Request –
An exact reproduction of the records is required, with all images left out.

Data records –
## START
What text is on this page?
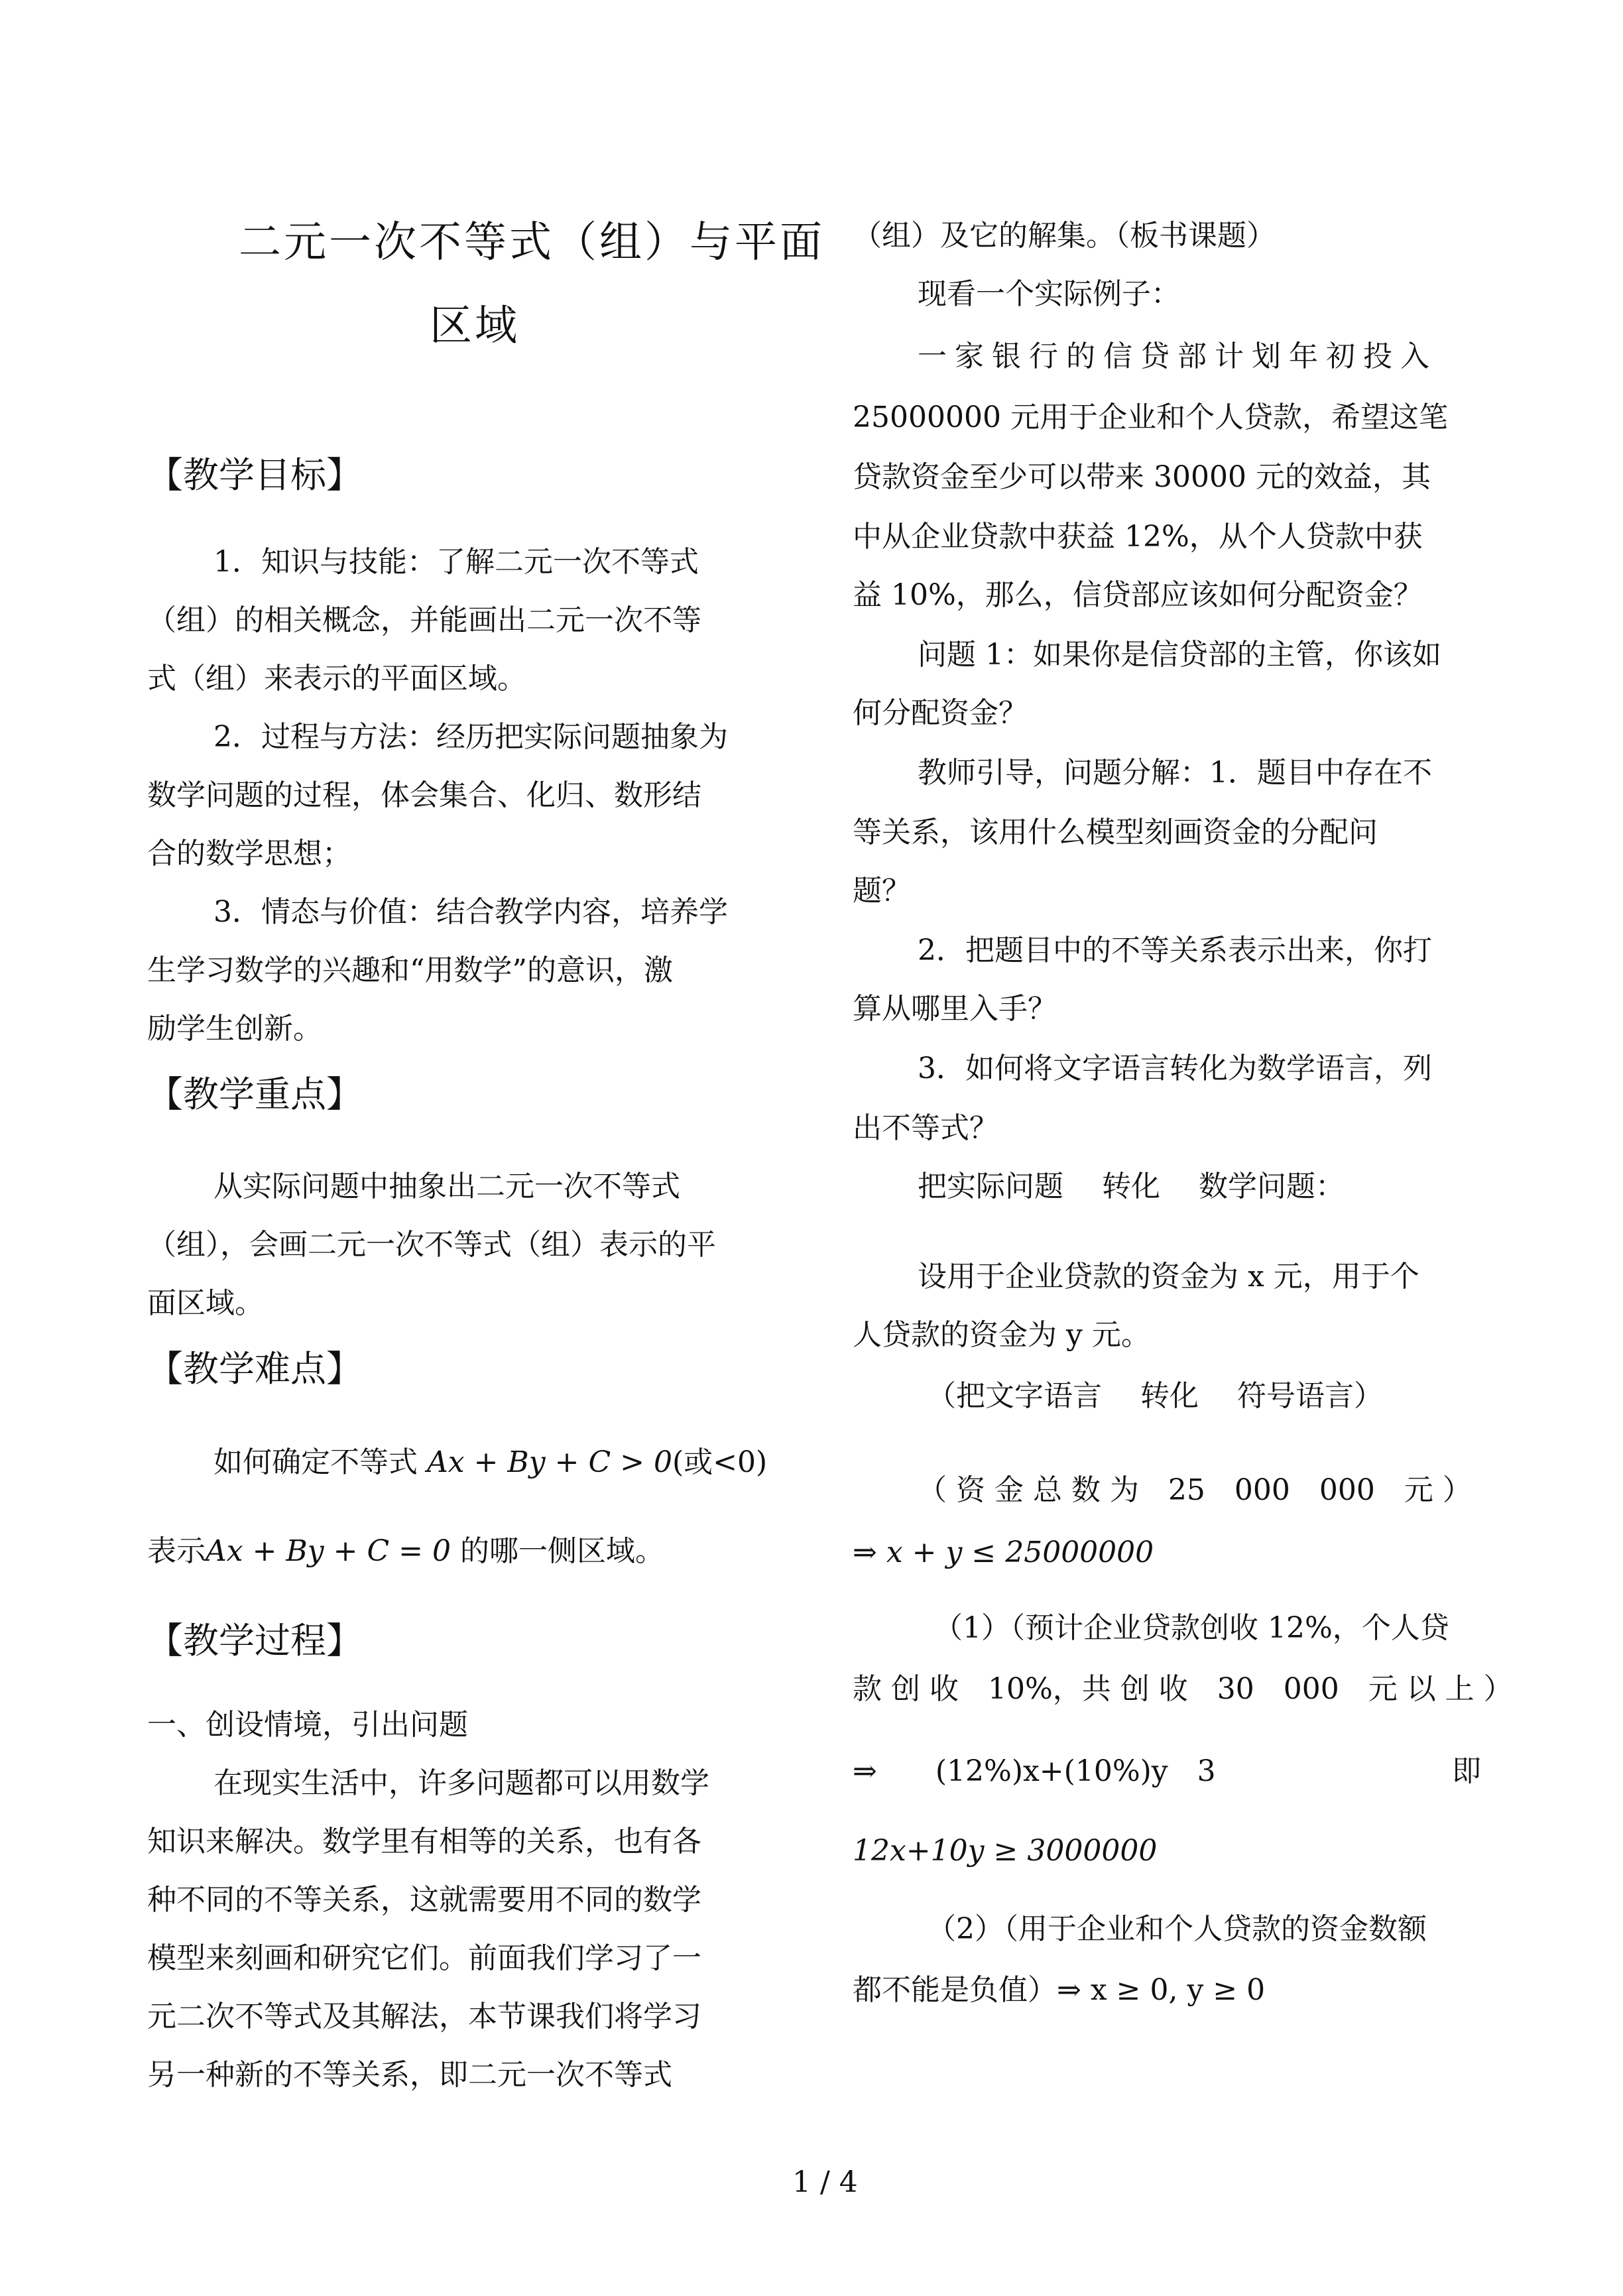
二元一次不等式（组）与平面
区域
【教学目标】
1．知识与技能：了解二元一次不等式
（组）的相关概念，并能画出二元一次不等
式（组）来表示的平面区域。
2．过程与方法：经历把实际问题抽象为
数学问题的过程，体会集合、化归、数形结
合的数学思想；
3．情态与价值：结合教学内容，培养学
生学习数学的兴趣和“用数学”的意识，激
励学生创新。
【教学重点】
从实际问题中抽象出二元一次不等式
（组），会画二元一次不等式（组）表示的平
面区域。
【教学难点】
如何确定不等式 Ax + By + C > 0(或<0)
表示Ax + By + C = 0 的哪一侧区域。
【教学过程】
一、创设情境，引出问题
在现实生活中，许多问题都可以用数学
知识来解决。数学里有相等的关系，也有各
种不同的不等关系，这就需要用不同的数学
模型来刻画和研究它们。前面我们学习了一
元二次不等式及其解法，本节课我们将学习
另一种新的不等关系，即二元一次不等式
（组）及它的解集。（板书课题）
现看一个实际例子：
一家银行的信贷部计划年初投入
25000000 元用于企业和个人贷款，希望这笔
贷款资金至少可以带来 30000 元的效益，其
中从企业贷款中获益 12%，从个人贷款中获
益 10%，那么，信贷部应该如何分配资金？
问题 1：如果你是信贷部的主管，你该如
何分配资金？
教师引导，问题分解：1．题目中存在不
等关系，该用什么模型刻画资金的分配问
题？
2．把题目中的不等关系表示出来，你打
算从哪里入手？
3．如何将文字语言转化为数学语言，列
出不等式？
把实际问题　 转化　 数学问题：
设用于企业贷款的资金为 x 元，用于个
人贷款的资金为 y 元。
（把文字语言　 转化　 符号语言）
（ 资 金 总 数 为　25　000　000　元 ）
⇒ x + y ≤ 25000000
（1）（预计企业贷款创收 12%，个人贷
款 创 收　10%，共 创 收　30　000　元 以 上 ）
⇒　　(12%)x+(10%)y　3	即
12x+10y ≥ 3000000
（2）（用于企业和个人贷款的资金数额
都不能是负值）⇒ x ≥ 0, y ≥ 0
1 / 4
## END
Exercise result –
What text is on this page?
二元一次不等式（组）与平面
区域
【教学目标】
1．知识与技能：了解二元一次不等式
（组）的相关概念，并能画出二元一次不等
式（组）来表示的平面区域。
2．过程与方法：经历把实际问题抽象为
数学问题的过程，体会集合、化归、数形结
合的数学思想；
3．情态与价值：结合教学内容，培养学
生学习数学的兴趣和“用数学”的意识，激
励学生创新。
【教学重点】
从实际问题中抽象出二元一次不等式
（组），会画二元一次不等式（组）表示的平
面区域。
【教学难点】
如何确定不等式 Ax + By + C > 0(或<0)
表示Ax + By + C = 0 的哪一侧区域。
【教学过程】
一、创设情境，引出问题
在现实生活中，许多问题都可以用数学
知识来解决。数学里有相等的关系，也有各
种不同的不等关系，这就需要用不同的数学
模型来刻画和研究它们。前面我们学习了一
元二次不等式及其解法，本节课我们将学习
另一种新的不等关系，即二元一次不等式
（组）及它的解集。（板书课题）
现看一个实际例子：
一家银行的信贷部计划年初投入
25000000 元用于企业和个人贷款，希望这笔
贷款资金至少可以带来 30000 元的效益，其
中从企业贷款中获益 12%，从个人贷款中获
益 10%，那么，信贷部应该如何分配资金？
问题 1：如果你是信贷部的主管，你该如
何分配资金？
教师引导，问题分解：1．题目中存在不
等关系，该用什么模型刻画资金的分配问
题？
2．把题目中的不等关系表示出来，你打
算从哪里入手？
3．如何将文字语言转化为数学语言，列
出不等式？
把实际问题　 转化　 数学问题：
设用于企业贷款的资金为 x 元，用于个
人贷款的资金为 y 元。
（把文字语言　 转化　 符号语言）
（ 资 金 总 数 为　25　000　000　元 ）
⇒ x + y ≤ 25000000
（1）（预计企业贷款创收 12%，个人贷
款 创 收　10%，共 创 收　30　000　元 以 上 ）
⇒　　(12%)x+(10%)y　3	即
12x+10y ≥ 3000000
（2）（用于企业和个人贷款的资金数额
都不能是负值）⇒ x ≥ 0, y ≥ 0
1 / 4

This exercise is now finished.